Exercise prompt: Every record below should be printed exactly as it appears.

Supplied records:
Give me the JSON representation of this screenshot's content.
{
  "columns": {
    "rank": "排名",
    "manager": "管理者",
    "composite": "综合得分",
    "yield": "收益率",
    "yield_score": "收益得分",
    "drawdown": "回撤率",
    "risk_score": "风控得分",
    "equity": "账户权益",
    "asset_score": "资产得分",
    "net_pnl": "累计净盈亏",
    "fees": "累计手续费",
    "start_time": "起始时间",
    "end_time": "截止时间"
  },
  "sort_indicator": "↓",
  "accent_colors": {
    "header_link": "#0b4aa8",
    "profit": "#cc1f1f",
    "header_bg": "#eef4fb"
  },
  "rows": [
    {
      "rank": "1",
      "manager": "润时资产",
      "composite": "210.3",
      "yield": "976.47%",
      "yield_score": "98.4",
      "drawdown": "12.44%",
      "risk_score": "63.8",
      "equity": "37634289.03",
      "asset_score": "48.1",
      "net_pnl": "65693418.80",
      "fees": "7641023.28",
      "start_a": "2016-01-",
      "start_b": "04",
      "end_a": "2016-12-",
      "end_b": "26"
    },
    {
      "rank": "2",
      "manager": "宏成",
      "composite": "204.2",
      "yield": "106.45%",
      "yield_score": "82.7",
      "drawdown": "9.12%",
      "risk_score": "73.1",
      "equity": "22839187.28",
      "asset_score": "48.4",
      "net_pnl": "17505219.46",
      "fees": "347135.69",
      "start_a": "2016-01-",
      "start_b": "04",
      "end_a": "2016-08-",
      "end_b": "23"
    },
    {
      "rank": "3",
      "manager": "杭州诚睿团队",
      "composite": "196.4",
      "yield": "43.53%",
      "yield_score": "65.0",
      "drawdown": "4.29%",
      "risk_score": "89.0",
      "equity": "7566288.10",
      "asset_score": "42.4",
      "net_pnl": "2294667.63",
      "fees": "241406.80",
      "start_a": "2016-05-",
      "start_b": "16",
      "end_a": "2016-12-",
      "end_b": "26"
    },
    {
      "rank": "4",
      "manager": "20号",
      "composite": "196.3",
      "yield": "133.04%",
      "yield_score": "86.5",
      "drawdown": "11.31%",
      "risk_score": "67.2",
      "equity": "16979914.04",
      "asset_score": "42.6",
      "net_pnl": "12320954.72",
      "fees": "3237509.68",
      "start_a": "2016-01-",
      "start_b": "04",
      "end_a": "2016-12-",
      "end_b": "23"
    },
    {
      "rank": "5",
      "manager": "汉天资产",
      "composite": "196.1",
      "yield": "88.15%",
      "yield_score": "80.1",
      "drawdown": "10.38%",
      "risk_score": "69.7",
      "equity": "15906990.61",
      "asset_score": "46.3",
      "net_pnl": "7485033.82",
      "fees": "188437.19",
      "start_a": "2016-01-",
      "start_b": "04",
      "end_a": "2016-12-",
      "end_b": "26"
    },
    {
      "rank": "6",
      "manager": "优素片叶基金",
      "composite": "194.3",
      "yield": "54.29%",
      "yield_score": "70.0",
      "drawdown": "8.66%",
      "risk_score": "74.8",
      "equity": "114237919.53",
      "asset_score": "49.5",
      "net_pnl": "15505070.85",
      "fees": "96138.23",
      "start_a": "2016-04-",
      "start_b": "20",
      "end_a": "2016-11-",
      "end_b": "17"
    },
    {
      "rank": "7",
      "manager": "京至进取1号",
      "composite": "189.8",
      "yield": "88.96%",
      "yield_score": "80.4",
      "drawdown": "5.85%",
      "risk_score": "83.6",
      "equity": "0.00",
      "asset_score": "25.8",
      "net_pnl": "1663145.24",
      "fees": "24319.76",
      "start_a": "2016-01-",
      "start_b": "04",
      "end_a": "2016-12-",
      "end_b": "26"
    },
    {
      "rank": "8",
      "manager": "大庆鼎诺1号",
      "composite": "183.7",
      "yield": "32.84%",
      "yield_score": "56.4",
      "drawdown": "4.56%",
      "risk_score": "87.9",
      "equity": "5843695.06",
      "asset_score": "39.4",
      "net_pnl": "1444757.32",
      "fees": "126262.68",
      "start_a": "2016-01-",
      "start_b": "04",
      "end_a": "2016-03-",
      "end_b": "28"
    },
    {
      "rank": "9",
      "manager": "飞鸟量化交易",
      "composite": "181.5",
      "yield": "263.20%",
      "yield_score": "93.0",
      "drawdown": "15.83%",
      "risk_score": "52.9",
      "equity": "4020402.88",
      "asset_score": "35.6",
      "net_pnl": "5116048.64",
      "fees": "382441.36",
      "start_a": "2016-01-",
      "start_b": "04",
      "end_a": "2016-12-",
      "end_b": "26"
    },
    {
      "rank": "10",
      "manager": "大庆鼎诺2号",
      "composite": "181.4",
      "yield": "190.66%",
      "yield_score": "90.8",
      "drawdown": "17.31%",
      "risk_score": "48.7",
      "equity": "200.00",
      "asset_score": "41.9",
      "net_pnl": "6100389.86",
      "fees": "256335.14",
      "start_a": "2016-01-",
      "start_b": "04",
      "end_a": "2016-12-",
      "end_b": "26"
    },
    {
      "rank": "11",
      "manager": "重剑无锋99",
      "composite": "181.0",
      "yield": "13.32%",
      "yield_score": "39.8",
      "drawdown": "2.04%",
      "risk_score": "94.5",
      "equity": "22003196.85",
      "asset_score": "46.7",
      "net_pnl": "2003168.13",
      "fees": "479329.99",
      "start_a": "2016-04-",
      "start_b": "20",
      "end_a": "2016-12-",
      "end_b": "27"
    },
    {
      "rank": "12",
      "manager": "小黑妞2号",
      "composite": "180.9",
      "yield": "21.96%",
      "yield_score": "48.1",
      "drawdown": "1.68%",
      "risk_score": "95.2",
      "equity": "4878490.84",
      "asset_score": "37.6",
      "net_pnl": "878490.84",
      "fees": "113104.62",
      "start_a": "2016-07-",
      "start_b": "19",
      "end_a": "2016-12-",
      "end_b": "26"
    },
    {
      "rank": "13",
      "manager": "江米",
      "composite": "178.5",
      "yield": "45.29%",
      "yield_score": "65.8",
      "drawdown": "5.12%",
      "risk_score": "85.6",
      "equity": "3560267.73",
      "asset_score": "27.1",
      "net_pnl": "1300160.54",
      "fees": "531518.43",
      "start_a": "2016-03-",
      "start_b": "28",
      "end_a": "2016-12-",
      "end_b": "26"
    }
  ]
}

Task response:
Give me the JSON representation of this screenshot's content.
{
  "columns": {
    "rank": "排名",
    "manager": "管理者",
    "composite": "综合得分",
    "yield": "收益率",
    "yield_score": "收益得分",
    "drawdown": "回撤率",
    "risk_score": "风控得分",
    "equity": "账户权益",
    "asset_score": "资产得分",
    "net_pnl": "累计净盈亏",
    "fees": "累计手续费",
    "start_time": "起始时间",
    "end_time": "截止时间"
  },
  "sort_indicator": "↓",
  "accent_colors": {
    "header_link": "#0b4aa8",
    "profit": "#cc1f1f",
    "header_bg": "#eef4fb"
  },
  "rows": [
    {
      "rank": "1",
      "manager": "润时资产",
      "composite": "210.3",
      "yield": "976.47%",
      "yield_score": "98.4",
      "drawdown": "12.44%",
      "risk_score": "63.8",
      "equity": "37634289.03",
      "asset_score": "48.1",
      "net_pnl": "65693418.80",
      "fees": "7641023.28",
      "start_a": "2016-01-",
      "start_b": "04",
      "end_a": "2016-12-",
      "end_b": "26"
    },
    {
      "rank": "2",
      "manager": "宏成",
      "composite": "204.2",
      "yield": "106.45%",
      "yield_score": "82.7",
      "drawdown": "9.12%",
      "risk_score": "73.1",
      "equity": "22839187.28",
      "asset_score": "48.4",
      "net_pnl": "17505219.46",
      "fees": "347135.69",
      "start_a": "2016-01-",
      "start_b": "04",
      "end_a": "2016-08-",
      "end_b": "23"
    },
    {
      "rank": "3",
      "manager": "杭州诚睿团队",
      "composite": "196.4",
      "yield": "43.53%",
      "yield_score": "65.0",
      "drawdown": "4.29%",
      "risk_score": "89.0",
      "equity": "7566288.10",
      "asset_score": "42.4",
      "net_pnl": "2294667.63",
      "fees": "241406.80",
      "start_a": "2016-05-",
      "start_b": "16",
      "end_a": "2016-12-",
      "end_b": "26"
    },
    {
      "rank": "4",
      "manager": "20号",
      "composite": "196.3",
      "yield": "133.04%",
      "yield_score": "86.5",
      "drawdown": "11.31%",
      "risk_score": "67.2",
      "equity": "16979914.04",
      "asset_score": "42.6",
      "net_pnl": "12320954.72",
      "fees": "3237509.68",
      "start_a": "2016-01-",
      "start_b": "04",
      "end_a": "2016-12-",
      "end_b": "23"
    },
    {
      "rank": "5",
      "manager": "汉天资产",
      "composite": "196.1",
      "yield": "88.15%",
      "yield_score": "80.1",
      "drawdown": "10.38%",
      "risk_score": "69.7",
      "equity": "15906990.61",
      "asset_score": "46.3",
      "net_pnl": "7485033.82",
      "fees": "188437.19",
      "start_a": "2016-01-",
      "start_b": "04",
      "end_a": "2016-12-",
      "end_b": "26"
    },
    {
      "rank": "6",
      "manager": "优素片叶基金",
      "composite": "194.3",
      "yield": "54.29%",
      "yield_score": "70.0",
      "drawdown": "8.66%",
      "risk_score": "74.8",
      "equity": "114237919.53",
      "asset_score": "49.5",
      "net_pnl": "15505070.85",
      "fees": "96138.23",
      "start_a": "2016-04-",
      "start_b": "20",
      "end_a": "2016-11-",
      "end_b": "17"
    },
    {
      "rank": "7",
      "manager": "京至进取1号",
      "composite": "189.8",
      "yield": "88.96%",
      "yield_score": "80.4",
      "drawdown": "5.85%",
      "risk_score": "83.6",
      "equity": "0.00",
      "asset_score": "25.8",
      "net_pnl": "1663145.24",
      "fees": "24319.76",
      "start_a": "2016-01-",
      "start_b": "04",
      "end_a": "2016-12-",
      "end_b": "26"
    },
    {
      "rank": "8",
      "manager": "大庆鼎诺1号",
      "composite": "183.7",
      "yield": "32.84%",
      "yield_score": "56.4",
      "drawdown": "4.56%",
      "risk_score": "87.9",
      "equity": "5843695.06",
      "asset_score": "39.4",
      "net_pnl": "1444757.32",
      "fees": "126262.68",
      "start_a": "2016-01-",
      "start_b": "04",
      "end_a": "2016-03-",
      "end_b": "28"
    },
    {
      "rank": "9",
      "manager": "飞鸟量化交易",
      "composite": "181.5",
      "yield": "263.20%",
      "yield_score": "93.0",
      "drawdown": "15.83%",
      "risk_score": "52.9",
      "equity": "4020402.88",
      "asset_score": "35.6",
      "net_pnl": "5116048.64",
      "fees": "382441.36",
      "start_a": "2016-01-",
      "start_b": "04",
      "end_a": "2016-12-",
      "end_b": "26"
    },
    {
      "rank": "10",
      "manager": "大庆鼎诺2号",
      "composite": "181.4",
      "yield": "190.66%",
      "yield_score": "90.8",
      "drawdown": "17.31%",
      "risk_score": "48.7",
      "equity": "200.00",
      "asset_score": "41.9",
      "net_pnl": "6100389.86",
      "fees": "256335.14",
      "start_a": "2016-01-",
      "start_b": "04",
      "end_a": "2016-12-",
      "end_b": "26"
    },
    {
      "rank": "11",
      "manager": "重剑无锋99",
      "composite": "181.0",
      "yield": "13.32%",
      "yield_score": "39.8",
      "drawdown": "2.04%",
      "risk_score": "94.5",
      "equity": "22003196.85",
      "asset_score": "46.7",
      "net_pnl": "2003168.13",
      "fees": "479329.99",
      "start_a": "2016-04-",
      "start_b": "20",
      "end_a": "2016-12-",
      "end_b": "27"
    },
    {
      "rank": "12",
      "manager": "小黑妞2号",
      "composite": "180.9",
      "yield": "21.96%",
      "yield_score": "48.1",
      "drawdown": "1.68%",
      "risk_score": "95.2",
      "equity": "4878490.84",
      "asset_score": "37.6",
      "net_pnl": "878490.84",
      "fees": "113104.62",
      "start_a": "2016-07-",
      "start_b": "19",
      "end_a": "2016-12-",
      "end_b": "26"
    },
    {
      "rank": "13",
      "manager": "江米",
      "composite": "178.5",
      "yield": "45.29%",
      "yield_score": "65.8",
      "drawdown": "5.12%",
      "risk_score": "85.6",
      "equity": "3560267.73",
      "asset_score": "27.1",
      "net_pnl": "1300160.54",
      "fees": "531518.43",
      "start_a": "2016-03-",
      "start_b": "28",
      "end_a": "2016-12-",
      "end_b": "26"
    }
  ]
}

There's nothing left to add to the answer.